▶ [PROBLEM DETAILS] Answer with one number: the count of lines in the listing below that hold the word "Österreich".
━━ INFORMATION PROVIDED
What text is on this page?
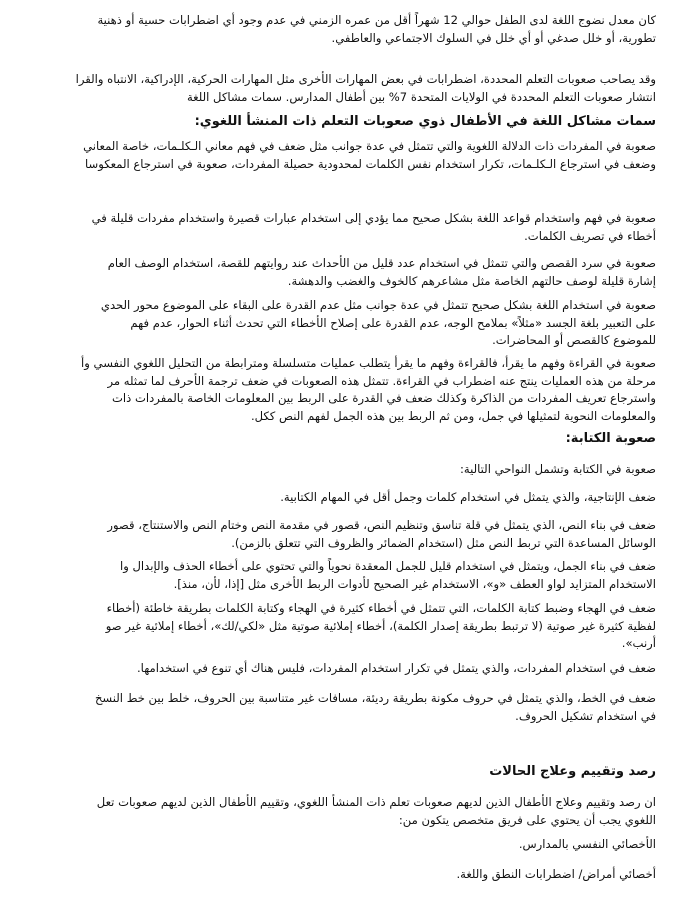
كان معدل نضوج اللغة لدى الطفل حوالي 12 شهراً أقل من عمره الزمني في عدم وجود أي اضطرابات حسية أو ذهنية
تطورية، أو خلل صدغي أو أي خلل في السلوك الاجتماعي والعاطفي.
وقد يصاحب صعوبات التعلم المحددة، اضطرابات في بعض المهارات الأخرى مثل المهارات الحركية، الإدراكية، الانتباه والقرا
انتشار صعوبات التعلم المحددة في الولايات المتحدة 7% بين أطفال المدارس. سمات مشاكل اللغة
سمات مشاكل اللغة في الأطفال ذوي صعوبات التعلم ذات المنشأ اللغوي:
صعوبة في المفردات ذات الدلالة اللغوية والتي تتمثل في عدة جوانب مثل ضعف في فهم معاني الـكلـمات، خاصة المعاني
وضعف في استرجاع الـكلـمات، تكرار استخدام نفس الكلمات لمحدودية حصيلة المفردات، صعوبة في استرجاع المعكوسا
صعوبة في فهم واستخدام قواعد اللغة بشكل صحيح مما يؤدي إلى استخدام عبارات قصيرة واستخدام مفردات قليلة في
أخطاء في تصريف الكلمات.
صعوبة في سرد القصص والتي تتمثل في استخدام عدد قليل من الأحداث عند روايتهم للقصة، استخدام الوصف العام
إشارة قليلة لوصف حالتهم الخاصة مثل مشاعرهم كالخوف والغضب والدهشة.
صعوبة في استخدام اللغة بشكل صحيح تتمثل في عدة جوانب مثل عدم القدرة على البقاء على الموضوع محور الحدي
على التعبير بلغة الجسد «مثلاً» بملامح الوجه، عدم القدرة على إصلاح الأخطاء التي تحدث أثناء الحوار، عدم فهم
للموضوع كالقصص أو المحاضرات.
صعوبة في القراءة وفهم ما يقرأ، فالقراءة وفهم ما يقرأ يتطلب عمليات متسلسلة ومترابطة من التحليل اللغوي النفسي وأ
مرحلة من هذه العمليات ينتج عنه اضطراب في القراءة. تتمثل هذه الصعوبات في ضعف ترجمة الأحرف لما تمثله مر
واسترجاع تعريف المفردات من الذاكرة وكذلك ضعف في القدرة على الربط بين المعلومات الخاصة بالمفردات ذات
والمعلومات النحوية لتمثيلها في جمل، ومن ثم الربط بين هذه الجمل لفهم النص ككل.
صعوبة الكتابة:
صعوبة في الكتابة وتشمل النواحي التالية:
ضعف الإنتاجية، والذي يتمثل في استخدام كلمات وجمل أقل في المهام الكتابية.
ضعف في بناء النص، الذي يتمثل في قلة تناسق وتنظيم النص، قصور في مقدمة النص وختام النص والاستنتاج، قصور
الوسائل المساعدة التي تربط النص مثل (استخدام الضمائر والظروف التي تتعلق بالزمن).
ضعف في بناء الجمل، ويتمثل في استخدام قليل للجمل المعقدة نحوياً والتي تحتوي على أخطاء الحذف والإبدال وا
الاستخدام المتزايد لواو العطف «و»، الاستخدام غير الصحيح لأدوات الربط الأخرى مثل [إذا، لأن، منذ].
ضعف في الهجاء وضبط كتابة الكلمات، التي تتمثل في أخطاء كثيرة في الهجاء وكتابة الكلمات بطريقة خاطئة (أخطاء
لفظية كثيرة غير صوتية (لا ترتبط بطريقة إصدار الكلمة)، أخطاء إملائية صوتية مثل «لكي/لك»، أخطاء إملائية غير صو
أرنب».
ضعف في استخدام المفردات، والذي يتمثل في تكرار استخدام المفردات، فليس هناك أي تنوع في استخدامها.
ضعف في الخط، والذي يتمثل في حروف مكونة بطريقة رديئة، مسافات غير متناسبة بين الحروف، خلط بين خط النسخ
في استخدام تشكيل الحروف.
رصد وتقييم وعلاج الحالات
ان رصد وتقييم وعلاج الأطفال الذين لديهم صعوبات تعلم ذات المنشأ اللغوي، وتقييم الأطفال الذين لديهم صعوبات تعل
اللغوي يجب أن يحتوي على فريق متخصص يتكون من:
الأخصائي النفسي بالمدارس.
أخصائي أمراض/ اضطرابات النطق واللغة.
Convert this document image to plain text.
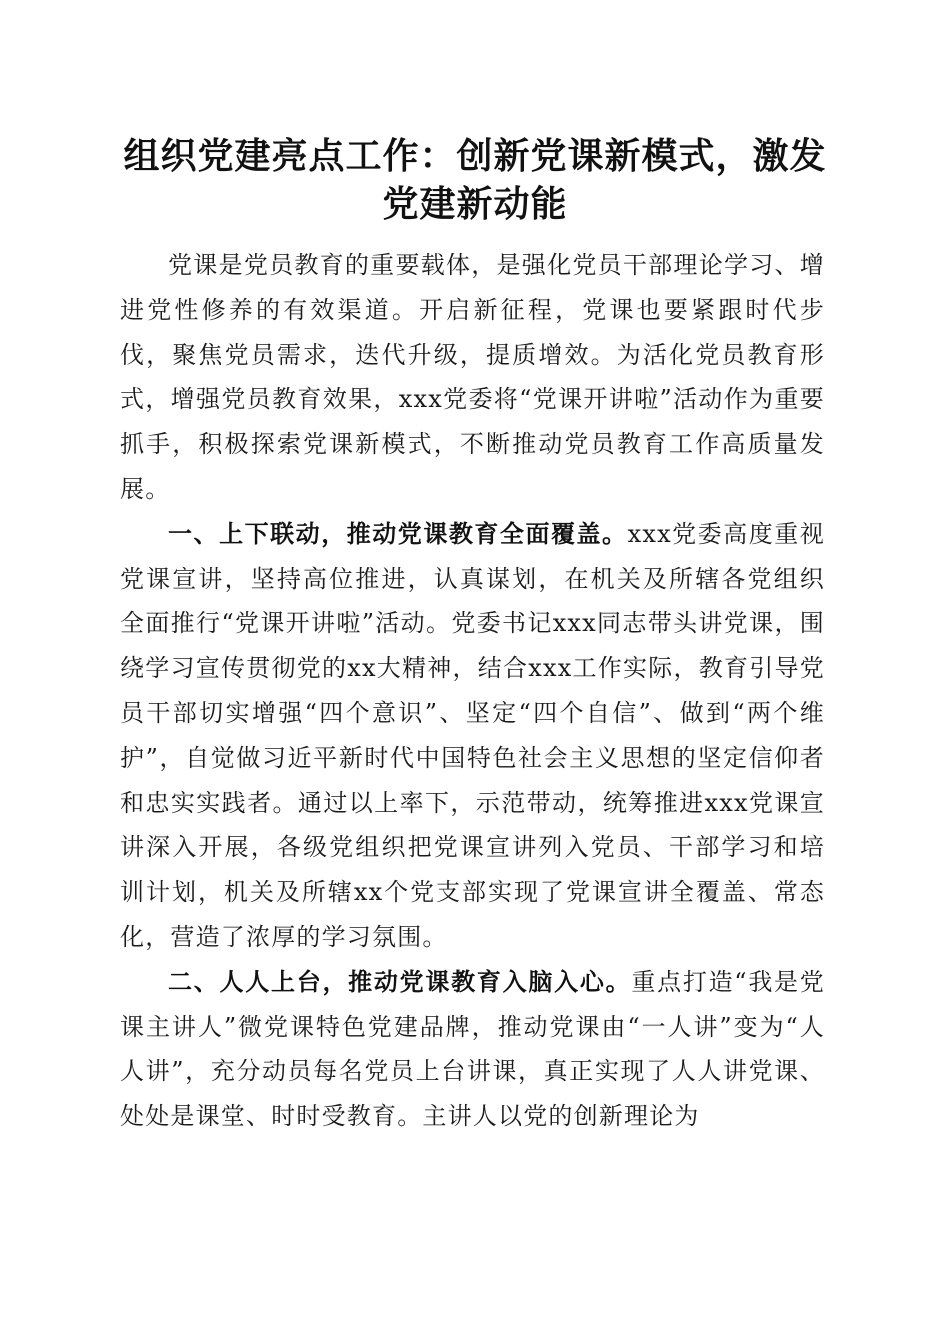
组织党建亮点工作：创新党课新模式，激发党建新动能

党课是党员教育的重要载体，是强化党员干部理论学习、增进党性修养的有效渠道。开启新征程，党课也要紧跟时代步伐，聚焦党员需求，迭代升级，提质增效。为活化党员教育形式，增强党员教育效果，xxx党委将“党课开讲啦”活动作为重要抓手，积极探索党课新模式，不断推动党员教育工作高质量发展。

一、上下联动，推动党课教育全面覆盖。xxx党委高度重视党课宣讲，坚持高位推进，认真谋划，在机关及所辖各党组织全面推行“党课开讲啦”活动。党委书记xxx同志带头讲党课，围绕学习宣传贯彻党的xx大精神，结合xxx工作实际，教育引导党员干部切实增强“四个意识”、坚定“四个自信”、做到“两个维护”，自觉做习近平新时代中国特色社会主义思想的坚定信仰者和忠实实践者。通过以上率下，示范带动，统筹推进xxx党课宣讲深入开展，各级党组织把党课宣讲列入党员、干部学习和培训计划，机关及所辖xx个党支部实现了党课宣讲全覆盖、常态化，营造了浓厚的学习氛围。

二、人人上台，推动党课教育入脑入心。重点打造“我是党课主讲人”微党课特色党建品牌，推动党课由“一人讲”变为“人人讲”，充分动员每名党员上台讲课，真正实现了人人讲党课、处处是课堂、时时受教育。主讲人以党的创新理论为
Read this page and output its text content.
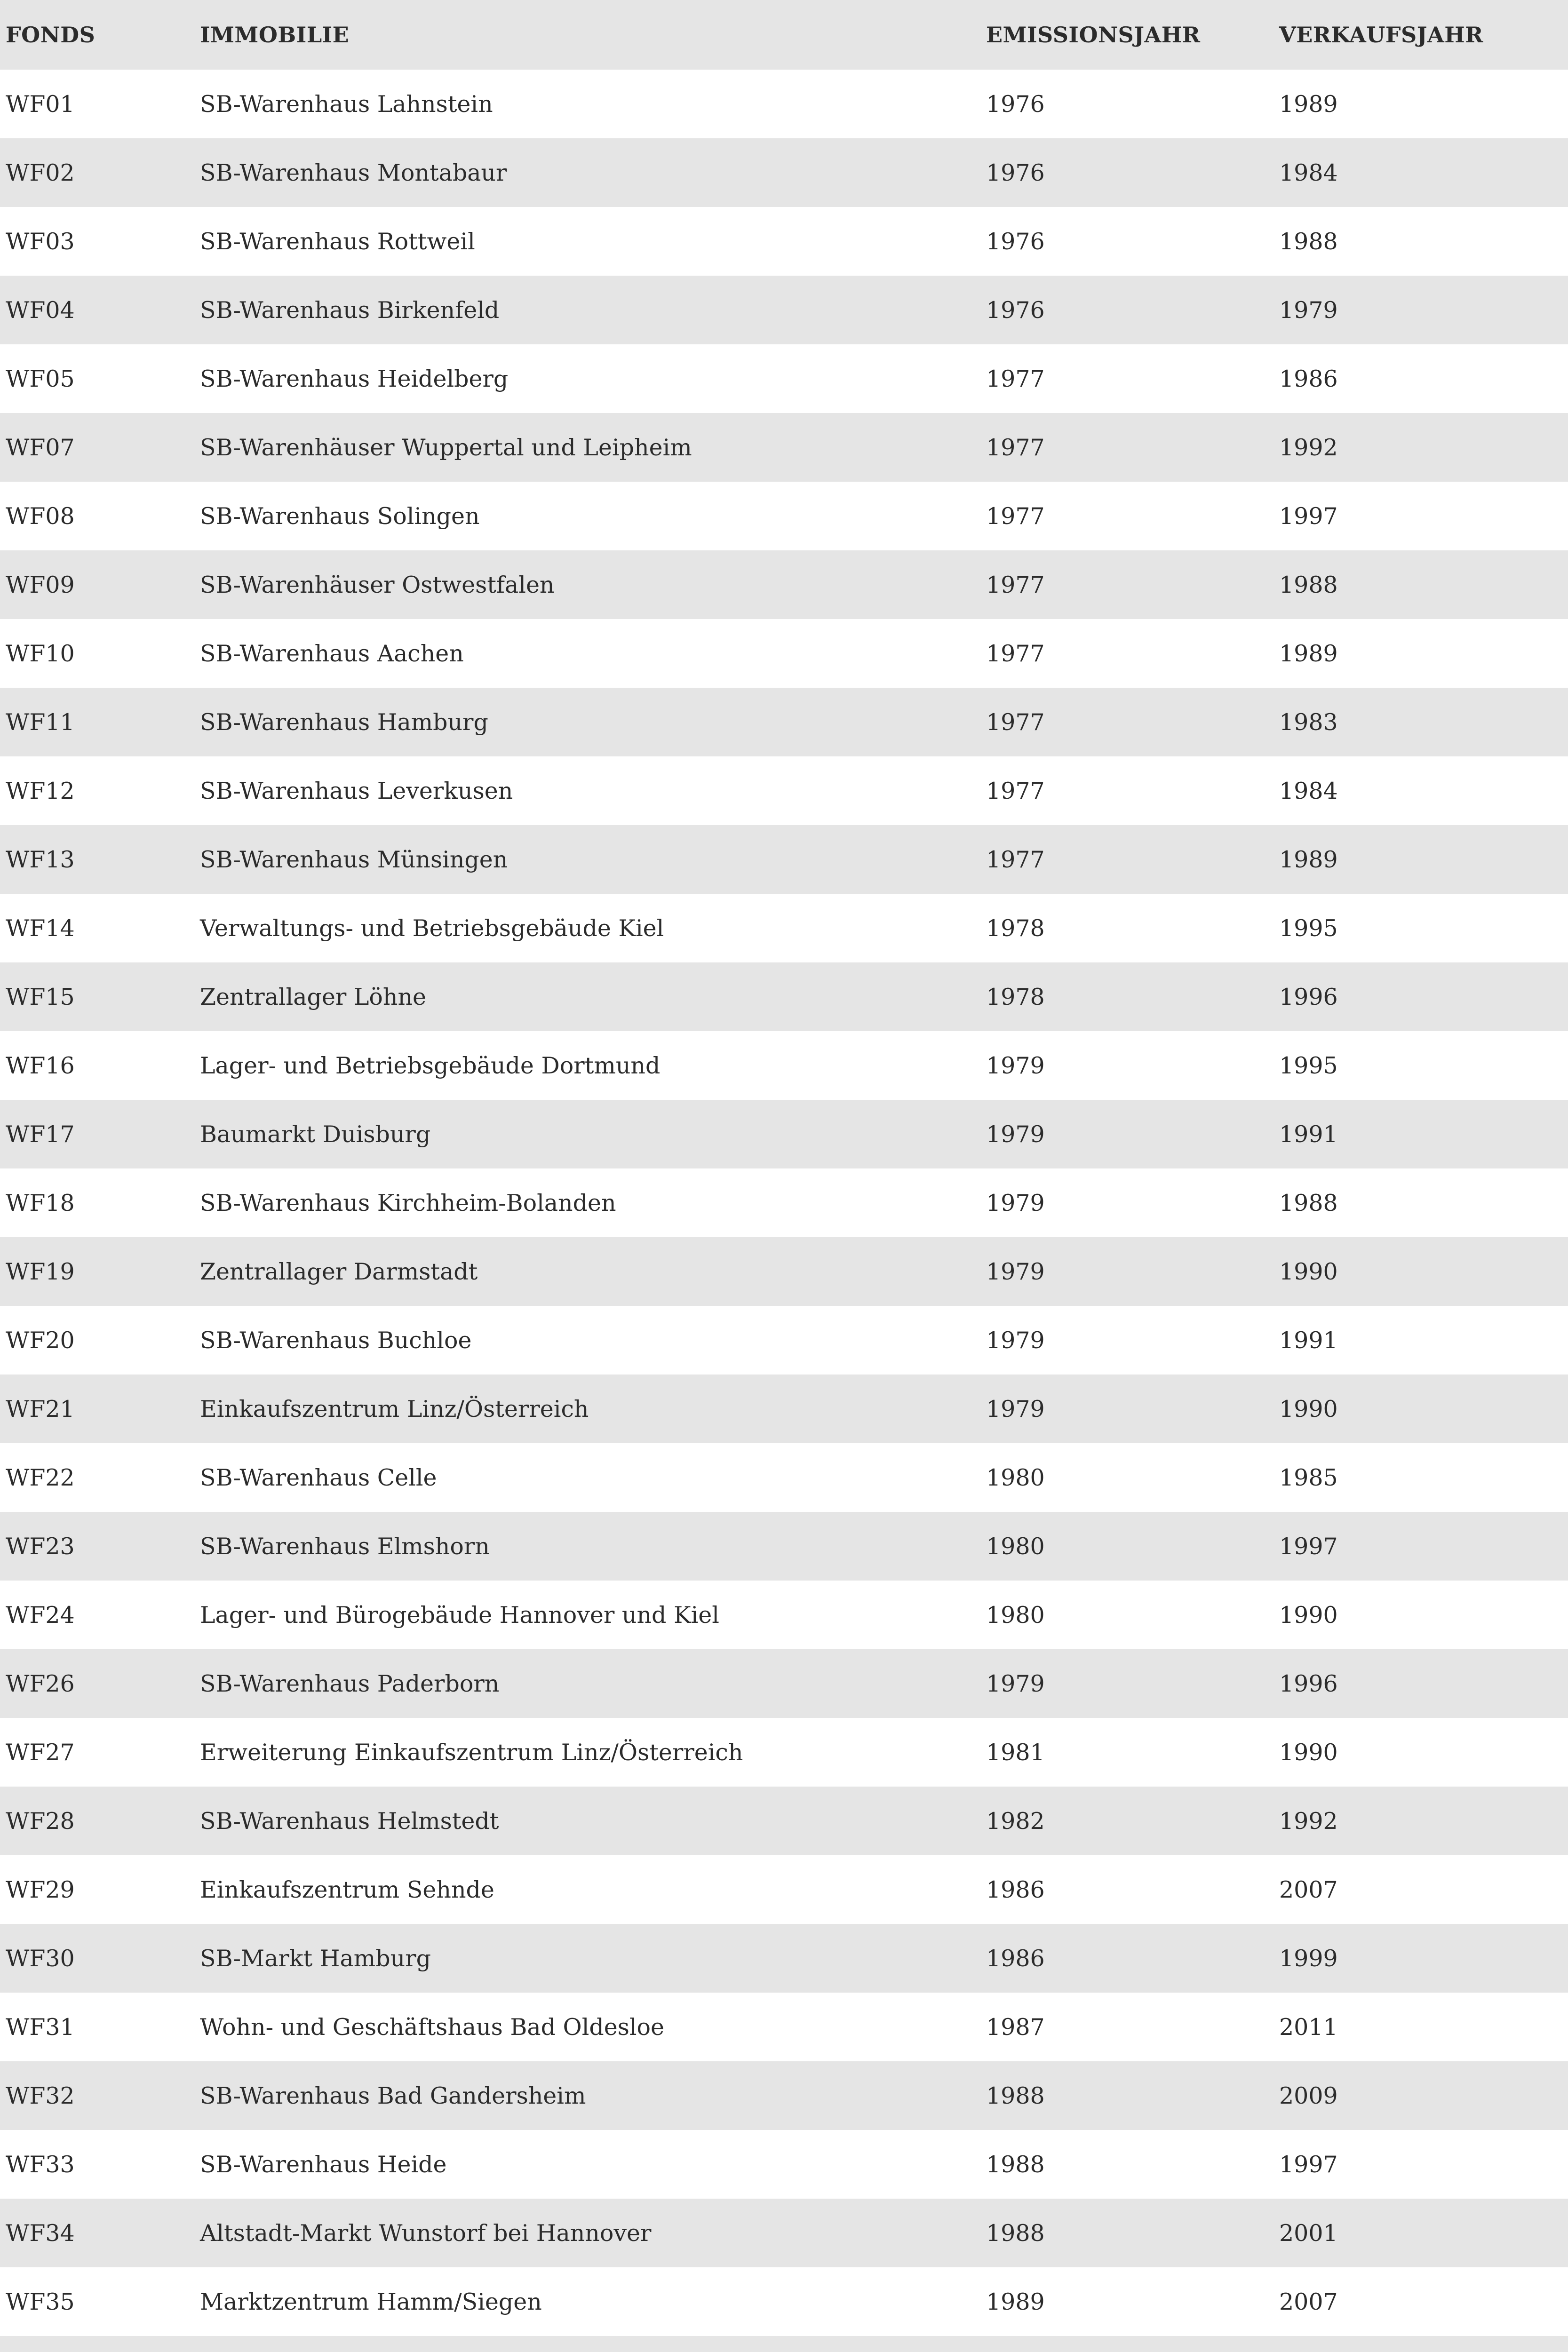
FONDS	IMMOBILIE	EMISSIONSJAHR	VERKAUFSJAHR
WF01	SB-Warenhaus Lahnstein	1976	1989
WF02	SB-Warenhaus Montabaur	1976	1984
WF03	SB-Warenhaus Rottweil	1976	1988
WF04	SB-Warenhaus Birkenfeld	1976	1979
WF05	SB-Warenhaus Heidelberg	1977	1986
WF07	SB-Warenhäuser Wuppertal und Leipheim	1977	1992
WF08	SB-Warenhaus Solingen	1977	1997
WF09	SB-Warenhäuser Ostwestfalen	1977	1988
WF10	SB-Warenhaus Aachen	1977	1989
WF11	SB-Warenhaus Hamburg	1977	1983
WF12	SB-Warenhaus Leverkusen	1977	1984
WF13	SB-Warenhaus Münsingen	1977	1989
WF14	Verwaltungs- und Betriebsgebäude Kiel	1978	1995
WF15	Zentrallager Löhne	1978	1996
WF16	Lager- und Betriebsgebäude Dortmund	1979	1995
WF17	Baumarkt Duisburg	1979	1991
WF18	SB-Warenhaus Kirchheim-Bolanden	1979	1988
WF19	Zentrallager Darmstadt	1979	1990
WF20	SB-Warenhaus Buchloe	1979	1991
WF21	Einkaufszentrum Linz/Österreich	1979	1990
WF22	SB-Warenhaus Celle	1980	1985
WF23	SB-Warenhaus Elmshorn	1980	1997
WF24	Lager- und Bürogebäude Hannover und Kiel	1980	1990
WF26	SB-Warenhaus Paderborn	1979	1996
WF27	Erweiterung Einkaufszentrum Linz/Österreich	1981	1990
WF28	SB-Warenhaus Helmstedt	1982	1992
WF29	Einkaufszentrum Sehnde	1986	2007
WF30	SB-Markt Hamburg	1986	1999
WF31	Wohn- und Geschäftshaus Bad Oldesloe	1987	2011
WF32	SB-Warenhaus Bad Gandersheim	1988	2009
WF33	SB-Warenhaus Heide	1988	1997
WF34	Altstadt-Markt Wunstorf bei Hannover	1988	2001
WF35	Marktzentrum Hamm/Siegen	1989	2007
━━━━
▶ [REPLY TO THE EXERCISE] 2